▶ Work instructions: All lines in the data bearing the string "CORRELATION" should be identified and copied.

§

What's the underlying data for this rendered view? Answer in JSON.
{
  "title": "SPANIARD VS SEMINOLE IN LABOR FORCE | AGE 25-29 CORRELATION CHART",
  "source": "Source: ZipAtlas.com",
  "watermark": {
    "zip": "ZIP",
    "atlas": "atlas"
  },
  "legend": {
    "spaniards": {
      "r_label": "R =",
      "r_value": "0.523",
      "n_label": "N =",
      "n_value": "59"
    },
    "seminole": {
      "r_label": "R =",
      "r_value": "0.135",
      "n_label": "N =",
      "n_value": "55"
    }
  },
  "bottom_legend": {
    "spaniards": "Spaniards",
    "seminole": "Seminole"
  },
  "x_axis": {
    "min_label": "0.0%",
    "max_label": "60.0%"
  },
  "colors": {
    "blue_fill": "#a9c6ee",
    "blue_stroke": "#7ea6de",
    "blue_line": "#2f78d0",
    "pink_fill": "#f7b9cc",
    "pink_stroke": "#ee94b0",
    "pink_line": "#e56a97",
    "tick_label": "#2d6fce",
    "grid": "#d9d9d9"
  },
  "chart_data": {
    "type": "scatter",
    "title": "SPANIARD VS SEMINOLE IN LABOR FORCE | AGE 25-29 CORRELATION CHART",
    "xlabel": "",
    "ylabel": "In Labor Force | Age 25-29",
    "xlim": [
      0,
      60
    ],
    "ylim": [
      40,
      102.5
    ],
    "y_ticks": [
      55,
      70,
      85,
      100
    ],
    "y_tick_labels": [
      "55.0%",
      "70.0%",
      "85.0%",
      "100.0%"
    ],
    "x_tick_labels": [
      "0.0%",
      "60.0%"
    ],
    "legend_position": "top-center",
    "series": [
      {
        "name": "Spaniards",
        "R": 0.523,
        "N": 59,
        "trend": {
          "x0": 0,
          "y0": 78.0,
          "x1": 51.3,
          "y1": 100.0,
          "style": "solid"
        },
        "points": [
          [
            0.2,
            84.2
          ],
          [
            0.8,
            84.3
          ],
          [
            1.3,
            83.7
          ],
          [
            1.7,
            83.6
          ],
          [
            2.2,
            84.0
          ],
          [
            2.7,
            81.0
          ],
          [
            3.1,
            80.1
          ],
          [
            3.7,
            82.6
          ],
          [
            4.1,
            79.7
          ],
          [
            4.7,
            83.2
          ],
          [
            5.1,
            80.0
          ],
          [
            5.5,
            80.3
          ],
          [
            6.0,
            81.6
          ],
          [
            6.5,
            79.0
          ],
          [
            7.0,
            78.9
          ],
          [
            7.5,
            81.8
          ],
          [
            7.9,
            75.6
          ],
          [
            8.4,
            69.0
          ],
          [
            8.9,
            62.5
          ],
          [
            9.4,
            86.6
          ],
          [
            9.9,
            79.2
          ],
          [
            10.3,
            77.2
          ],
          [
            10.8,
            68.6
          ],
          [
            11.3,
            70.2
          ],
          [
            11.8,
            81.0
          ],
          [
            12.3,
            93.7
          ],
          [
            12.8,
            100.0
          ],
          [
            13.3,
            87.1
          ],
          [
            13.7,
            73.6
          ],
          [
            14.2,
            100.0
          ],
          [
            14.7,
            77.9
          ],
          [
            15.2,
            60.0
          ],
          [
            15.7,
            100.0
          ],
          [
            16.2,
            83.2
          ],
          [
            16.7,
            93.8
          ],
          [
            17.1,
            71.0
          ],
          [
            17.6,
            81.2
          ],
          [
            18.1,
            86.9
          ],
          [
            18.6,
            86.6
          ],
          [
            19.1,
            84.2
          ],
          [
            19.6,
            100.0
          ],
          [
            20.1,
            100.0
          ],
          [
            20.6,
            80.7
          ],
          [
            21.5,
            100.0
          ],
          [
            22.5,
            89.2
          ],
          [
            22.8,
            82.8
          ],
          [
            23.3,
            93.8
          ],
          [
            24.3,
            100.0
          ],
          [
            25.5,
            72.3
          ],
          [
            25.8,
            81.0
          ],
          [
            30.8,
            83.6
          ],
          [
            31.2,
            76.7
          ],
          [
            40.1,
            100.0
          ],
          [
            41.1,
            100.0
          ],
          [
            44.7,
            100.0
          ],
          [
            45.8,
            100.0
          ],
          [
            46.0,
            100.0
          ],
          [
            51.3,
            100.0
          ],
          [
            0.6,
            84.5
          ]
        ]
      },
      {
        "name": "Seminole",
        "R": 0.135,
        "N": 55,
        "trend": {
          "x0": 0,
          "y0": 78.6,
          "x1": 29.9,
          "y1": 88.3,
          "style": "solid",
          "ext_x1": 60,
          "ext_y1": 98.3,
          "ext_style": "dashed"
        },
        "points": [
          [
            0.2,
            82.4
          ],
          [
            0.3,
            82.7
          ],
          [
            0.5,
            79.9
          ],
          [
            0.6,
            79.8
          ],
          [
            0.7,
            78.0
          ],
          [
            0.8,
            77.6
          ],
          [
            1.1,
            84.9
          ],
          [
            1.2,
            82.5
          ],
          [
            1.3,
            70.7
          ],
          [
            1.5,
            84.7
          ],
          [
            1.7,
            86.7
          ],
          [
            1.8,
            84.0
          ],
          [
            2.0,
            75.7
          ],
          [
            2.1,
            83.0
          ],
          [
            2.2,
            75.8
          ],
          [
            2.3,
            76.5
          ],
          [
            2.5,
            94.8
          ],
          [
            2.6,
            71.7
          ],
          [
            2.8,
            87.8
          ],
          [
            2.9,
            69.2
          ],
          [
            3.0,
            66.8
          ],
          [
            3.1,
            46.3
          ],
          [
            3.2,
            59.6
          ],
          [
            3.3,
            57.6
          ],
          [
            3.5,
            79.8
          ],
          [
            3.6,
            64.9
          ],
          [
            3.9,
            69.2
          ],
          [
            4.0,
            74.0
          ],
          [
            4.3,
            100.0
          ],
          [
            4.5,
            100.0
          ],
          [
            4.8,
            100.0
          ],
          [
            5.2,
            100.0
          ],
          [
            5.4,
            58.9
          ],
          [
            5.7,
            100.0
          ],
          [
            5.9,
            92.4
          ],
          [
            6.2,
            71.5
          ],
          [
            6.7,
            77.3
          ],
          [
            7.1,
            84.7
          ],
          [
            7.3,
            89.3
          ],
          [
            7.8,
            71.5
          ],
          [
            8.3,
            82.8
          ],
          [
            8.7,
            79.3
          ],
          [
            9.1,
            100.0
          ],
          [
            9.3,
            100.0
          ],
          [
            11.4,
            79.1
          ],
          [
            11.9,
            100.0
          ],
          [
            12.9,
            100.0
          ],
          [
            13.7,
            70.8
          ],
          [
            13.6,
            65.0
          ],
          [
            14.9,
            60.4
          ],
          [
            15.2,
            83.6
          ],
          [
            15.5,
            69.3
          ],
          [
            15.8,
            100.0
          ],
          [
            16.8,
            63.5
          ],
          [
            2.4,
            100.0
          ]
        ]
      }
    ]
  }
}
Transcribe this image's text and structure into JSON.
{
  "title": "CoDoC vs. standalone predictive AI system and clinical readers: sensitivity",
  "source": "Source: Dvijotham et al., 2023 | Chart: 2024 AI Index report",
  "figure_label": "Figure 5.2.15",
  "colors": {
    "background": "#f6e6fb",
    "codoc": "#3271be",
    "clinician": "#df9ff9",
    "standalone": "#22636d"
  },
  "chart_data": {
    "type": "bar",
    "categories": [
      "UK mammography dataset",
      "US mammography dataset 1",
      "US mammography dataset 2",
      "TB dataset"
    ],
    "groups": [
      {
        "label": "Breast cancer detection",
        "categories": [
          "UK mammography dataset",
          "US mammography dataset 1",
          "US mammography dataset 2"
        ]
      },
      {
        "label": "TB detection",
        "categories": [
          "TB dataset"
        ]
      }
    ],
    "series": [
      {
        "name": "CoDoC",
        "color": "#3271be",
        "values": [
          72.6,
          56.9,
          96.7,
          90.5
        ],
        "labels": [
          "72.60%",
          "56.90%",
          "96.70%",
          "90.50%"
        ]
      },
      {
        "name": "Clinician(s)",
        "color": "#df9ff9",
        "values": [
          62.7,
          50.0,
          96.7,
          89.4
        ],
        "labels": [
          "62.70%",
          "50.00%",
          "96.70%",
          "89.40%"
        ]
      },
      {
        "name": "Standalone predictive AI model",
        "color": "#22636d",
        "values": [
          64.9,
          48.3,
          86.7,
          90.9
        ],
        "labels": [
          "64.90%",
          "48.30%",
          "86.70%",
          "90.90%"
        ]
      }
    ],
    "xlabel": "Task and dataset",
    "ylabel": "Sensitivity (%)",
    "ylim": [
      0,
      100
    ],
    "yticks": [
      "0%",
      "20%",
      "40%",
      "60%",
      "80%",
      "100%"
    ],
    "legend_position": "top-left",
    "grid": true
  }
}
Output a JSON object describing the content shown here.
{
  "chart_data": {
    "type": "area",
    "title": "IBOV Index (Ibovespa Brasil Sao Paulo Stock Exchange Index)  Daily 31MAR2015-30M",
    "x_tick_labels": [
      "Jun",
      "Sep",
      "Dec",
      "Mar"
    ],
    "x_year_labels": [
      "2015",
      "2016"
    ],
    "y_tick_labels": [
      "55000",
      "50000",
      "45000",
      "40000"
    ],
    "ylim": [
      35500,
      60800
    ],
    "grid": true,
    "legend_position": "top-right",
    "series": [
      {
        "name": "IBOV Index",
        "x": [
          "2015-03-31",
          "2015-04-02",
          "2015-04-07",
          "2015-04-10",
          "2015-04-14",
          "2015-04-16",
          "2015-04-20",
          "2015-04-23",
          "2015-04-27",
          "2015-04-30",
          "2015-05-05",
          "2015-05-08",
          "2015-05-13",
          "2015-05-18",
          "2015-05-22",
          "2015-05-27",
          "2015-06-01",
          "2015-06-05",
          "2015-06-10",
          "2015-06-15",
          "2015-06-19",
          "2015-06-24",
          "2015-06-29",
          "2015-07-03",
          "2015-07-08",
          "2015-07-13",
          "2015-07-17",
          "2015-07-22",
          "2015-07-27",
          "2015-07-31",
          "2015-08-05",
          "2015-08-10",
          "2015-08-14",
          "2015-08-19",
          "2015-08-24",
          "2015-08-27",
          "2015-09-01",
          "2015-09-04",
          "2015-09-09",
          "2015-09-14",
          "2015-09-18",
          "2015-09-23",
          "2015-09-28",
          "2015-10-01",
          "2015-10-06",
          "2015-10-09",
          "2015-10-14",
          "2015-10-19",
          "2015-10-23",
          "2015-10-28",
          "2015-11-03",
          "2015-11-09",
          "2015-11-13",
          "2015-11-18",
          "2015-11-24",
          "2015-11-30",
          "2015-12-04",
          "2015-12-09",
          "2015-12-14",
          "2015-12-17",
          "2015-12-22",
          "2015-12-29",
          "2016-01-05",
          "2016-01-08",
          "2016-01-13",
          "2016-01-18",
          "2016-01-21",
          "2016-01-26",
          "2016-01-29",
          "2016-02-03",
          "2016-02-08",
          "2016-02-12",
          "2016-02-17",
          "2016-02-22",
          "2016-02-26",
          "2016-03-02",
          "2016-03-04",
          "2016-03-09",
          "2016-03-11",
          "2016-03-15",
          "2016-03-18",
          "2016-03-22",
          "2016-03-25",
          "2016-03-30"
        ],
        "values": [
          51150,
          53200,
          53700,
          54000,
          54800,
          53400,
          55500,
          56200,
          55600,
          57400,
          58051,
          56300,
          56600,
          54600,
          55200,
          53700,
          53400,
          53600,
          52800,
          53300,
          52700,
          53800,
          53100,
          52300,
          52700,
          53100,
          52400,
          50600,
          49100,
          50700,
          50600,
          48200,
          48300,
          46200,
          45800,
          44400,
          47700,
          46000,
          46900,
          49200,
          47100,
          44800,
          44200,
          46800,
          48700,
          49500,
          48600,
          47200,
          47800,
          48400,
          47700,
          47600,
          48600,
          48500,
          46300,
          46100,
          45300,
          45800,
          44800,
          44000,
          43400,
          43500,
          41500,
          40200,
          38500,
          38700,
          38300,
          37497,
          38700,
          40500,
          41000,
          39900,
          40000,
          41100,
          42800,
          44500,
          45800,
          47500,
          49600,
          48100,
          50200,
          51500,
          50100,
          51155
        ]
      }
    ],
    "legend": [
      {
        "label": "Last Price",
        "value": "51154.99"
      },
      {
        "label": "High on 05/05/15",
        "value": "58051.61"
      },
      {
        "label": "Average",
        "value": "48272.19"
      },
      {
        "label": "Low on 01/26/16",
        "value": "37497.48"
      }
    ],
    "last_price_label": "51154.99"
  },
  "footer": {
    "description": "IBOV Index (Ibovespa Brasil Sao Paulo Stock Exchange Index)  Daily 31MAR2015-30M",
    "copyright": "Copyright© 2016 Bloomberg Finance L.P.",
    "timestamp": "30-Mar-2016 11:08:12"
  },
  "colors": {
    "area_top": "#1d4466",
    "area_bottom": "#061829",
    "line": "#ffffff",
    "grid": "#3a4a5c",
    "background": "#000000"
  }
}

§

▶ Exercise answer:
  "title": "SPANIARD VS SEMINOLE IN LABOR FORCE | AGE 25-29 CORRELATION CHART",
    "title": "SPANIARD VS SEMINOLE IN LABOR FORCE | AGE 25-29 CORRELATION CHART",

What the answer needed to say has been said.